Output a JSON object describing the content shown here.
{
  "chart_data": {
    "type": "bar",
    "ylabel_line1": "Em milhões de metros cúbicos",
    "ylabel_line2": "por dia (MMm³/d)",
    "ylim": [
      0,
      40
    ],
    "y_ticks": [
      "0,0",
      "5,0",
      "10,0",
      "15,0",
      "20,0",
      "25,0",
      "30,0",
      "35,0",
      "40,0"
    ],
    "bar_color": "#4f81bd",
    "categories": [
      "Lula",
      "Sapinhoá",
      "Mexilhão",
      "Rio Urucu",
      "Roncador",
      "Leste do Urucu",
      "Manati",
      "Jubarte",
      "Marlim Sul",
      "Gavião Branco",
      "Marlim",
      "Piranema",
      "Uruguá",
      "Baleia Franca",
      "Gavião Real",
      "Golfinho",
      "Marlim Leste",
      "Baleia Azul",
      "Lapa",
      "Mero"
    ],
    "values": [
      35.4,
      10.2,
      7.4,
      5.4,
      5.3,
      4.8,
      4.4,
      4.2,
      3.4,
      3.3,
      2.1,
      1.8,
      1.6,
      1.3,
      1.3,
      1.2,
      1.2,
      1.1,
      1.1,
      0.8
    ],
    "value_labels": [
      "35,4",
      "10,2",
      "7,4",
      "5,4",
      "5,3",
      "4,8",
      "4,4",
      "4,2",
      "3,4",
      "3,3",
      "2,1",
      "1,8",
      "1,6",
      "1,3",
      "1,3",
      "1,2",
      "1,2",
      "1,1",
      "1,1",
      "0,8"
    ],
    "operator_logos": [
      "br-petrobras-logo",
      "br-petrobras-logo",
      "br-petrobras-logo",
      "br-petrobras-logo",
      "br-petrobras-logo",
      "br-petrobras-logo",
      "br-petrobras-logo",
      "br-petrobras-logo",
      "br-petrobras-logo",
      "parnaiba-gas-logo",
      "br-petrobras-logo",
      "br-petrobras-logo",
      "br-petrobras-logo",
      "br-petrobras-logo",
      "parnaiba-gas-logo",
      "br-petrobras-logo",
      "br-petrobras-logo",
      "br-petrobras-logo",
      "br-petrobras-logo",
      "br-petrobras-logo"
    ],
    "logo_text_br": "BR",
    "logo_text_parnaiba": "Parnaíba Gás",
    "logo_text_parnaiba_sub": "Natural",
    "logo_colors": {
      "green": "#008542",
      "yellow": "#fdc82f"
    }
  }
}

● What to do: Your task is to retype all of the records exactly.

● Problem solution:
Output a JSON object describing the content shown here.
{
  "chart_data": {
    "type": "bar",
    "ylabel_line1": "Em milhões de metros cúbicos",
    "ylabel_line2": "por dia (MMm³/d)",
    "ylim": [
      0,
      40
    ],
    "y_ticks": [
      "0,0",
      "5,0",
      "10,0",
      "15,0",
      "20,0",
      "25,0",
      "30,0",
      "35,0",
      "40,0"
    ],
    "bar_color": "#4f81bd",
    "categories": [
      "Lula",
      "Sapinhoá",
      "Mexilhão",
      "Rio Urucu",
      "Roncador",
      "Leste do Urucu",
      "Manati",
      "Jubarte",
      "Marlim Sul",
      "Gavião Branco",
      "Marlim",
      "Piranema",
      "Uruguá",
      "Baleia Franca",
      "Gavião Real",
      "Golfinho",
      "Marlim Leste",
      "Baleia Azul",
      "Lapa",
      "Mero"
    ],
    "values": [
      35.4,
      10.2,
      7.4,
      5.4,
      5.3,
      4.8,
      4.4,
      4.2,
      3.4,
      3.3,
      2.1,
      1.8,
      1.6,
      1.3,
      1.3,
      1.2,
      1.2,
      1.1,
      1.1,
      0.8
    ],
    "value_labels": [
      "35,4",
      "10,2",
      "7,4",
      "5,4",
      "5,3",
      "4,8",
      "4,4",
      "4,2",
      "3,4",
      "3,3",
      "2,1",
      "1,8",
      "1,6",
      "1,3",
      "1,3",
      "1,2",
      "1,2",
      "1,1",
      "1,1",
      "0,8"
    ],
    "operator_logos": [
      "br-petrobras-logo",
      "br-petrobras-logo",
      "br-petrobras-logo",
      "br-petrobras-logo",
      "br-petrobras-logo",
      "br-petrobras-logo",
      "br-petrobras-logo",
      "br-petrobras-logo",
      "br-petrobras-logo",
      "parnaiba-gas-logo",
      "br-petrobras-logo",
      "br-petrobras-logo",
      "br-petrobras-logo",
      "br-petrobras-logo",
      "parnaiba-gas-logo",
      "br-petrobras-logo",
      "br-petrobras-logo",
      "br-petrobras-logo",
      "br-petrobras-logo",
      "br-petrobras-logo"
    ],
    "logo_text_br": "BR",
    "logo_text_parnaiba": "Parnaíba Gás",
    "logo_text_parnaiba_sub": "Natural",
    "logo_colors": {
      "green": "#008542",
      "yellow": "#fdc82f"
    }
  }
}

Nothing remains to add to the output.